▶ PROBLEM REQUIREMENTS
Images excluded, repeat each entry below exactly.

▶ DATA SHOWN
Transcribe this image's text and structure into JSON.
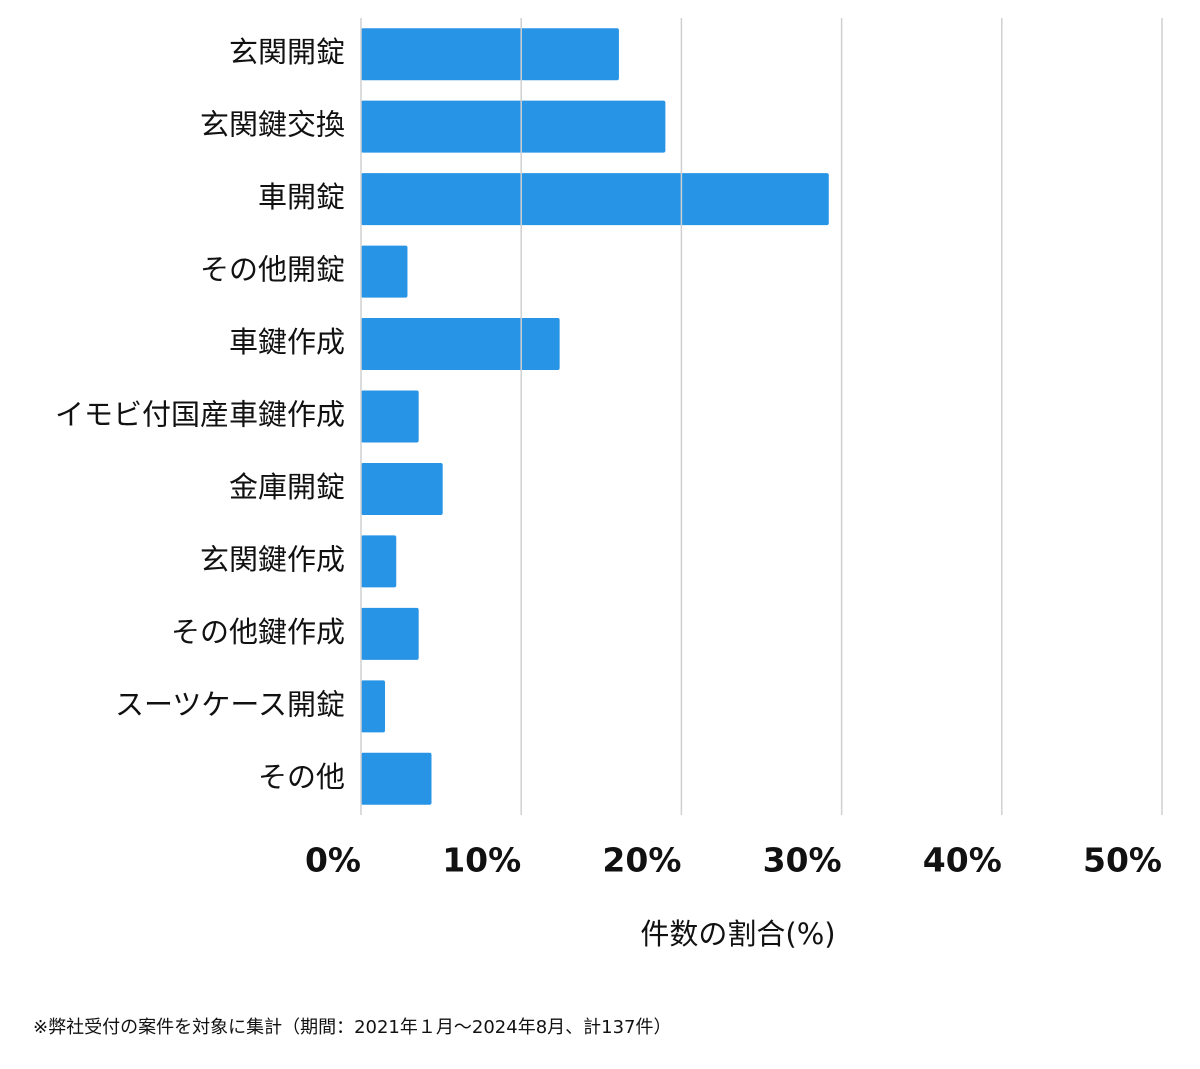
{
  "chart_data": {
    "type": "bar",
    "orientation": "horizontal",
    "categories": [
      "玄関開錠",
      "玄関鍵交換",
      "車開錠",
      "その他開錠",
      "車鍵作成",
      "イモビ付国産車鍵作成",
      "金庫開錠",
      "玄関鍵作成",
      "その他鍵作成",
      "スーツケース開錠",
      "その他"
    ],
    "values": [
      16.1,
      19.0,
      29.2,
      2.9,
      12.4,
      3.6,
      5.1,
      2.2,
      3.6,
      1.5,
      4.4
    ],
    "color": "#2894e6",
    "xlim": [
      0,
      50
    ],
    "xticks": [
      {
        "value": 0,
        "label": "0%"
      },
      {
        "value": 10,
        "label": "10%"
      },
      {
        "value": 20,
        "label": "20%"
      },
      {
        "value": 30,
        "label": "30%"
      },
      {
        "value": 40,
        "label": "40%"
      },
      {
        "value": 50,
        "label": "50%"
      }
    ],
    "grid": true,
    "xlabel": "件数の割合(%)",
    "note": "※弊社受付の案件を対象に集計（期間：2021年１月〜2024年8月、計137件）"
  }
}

▶ SOLUTION FOR THIS PROBLEM
Transcribe this image's text and structure into JSON.
{
  "chart_data": {
    "type": "bar",
    "orientation": "horizontal",
    "categories": [
      "玄関開錠",
      "玄関鍵交換",
      "車開錠",
      "その他開錠",
      "車鍵作成",
      "イモビ付国産車鍵作成",
      "金庫開錠",
      "玄関鍵作成",
      "その他鍵作成",
      "スーツケース開錠",
      "その他"
    ],
    "values": [
      16.1,
      19.0,
      29.2,
      2.9,
      12.4,
      3.6,
      5.1,
      2.2,
      3.6,
      1.5,
      4.4
    ],
    "color": "#2894e6",
    "xlim": [
      0,
      50
    ],
    "xticks": [
      {
        "value": 0,
        "label": "0%"
      },
      {
        "value": 10,
        "label": "10%"
      },
      {
        "value": 20,
        "label": "20%"
      },
      {
        "value": 30,
        "label": "30%"
      },
      {
        "value": 40,
        "label": "40%"
      },
      {
        "value": 50,
        "label": "50%"
      }
    ],
    "grid": true,
    "xlabel": "件数の割合(%)",
    "note": "※弊社受付の案件を対象に集計（期間：2021年１月〜2024年8月、計137件）"
  }
}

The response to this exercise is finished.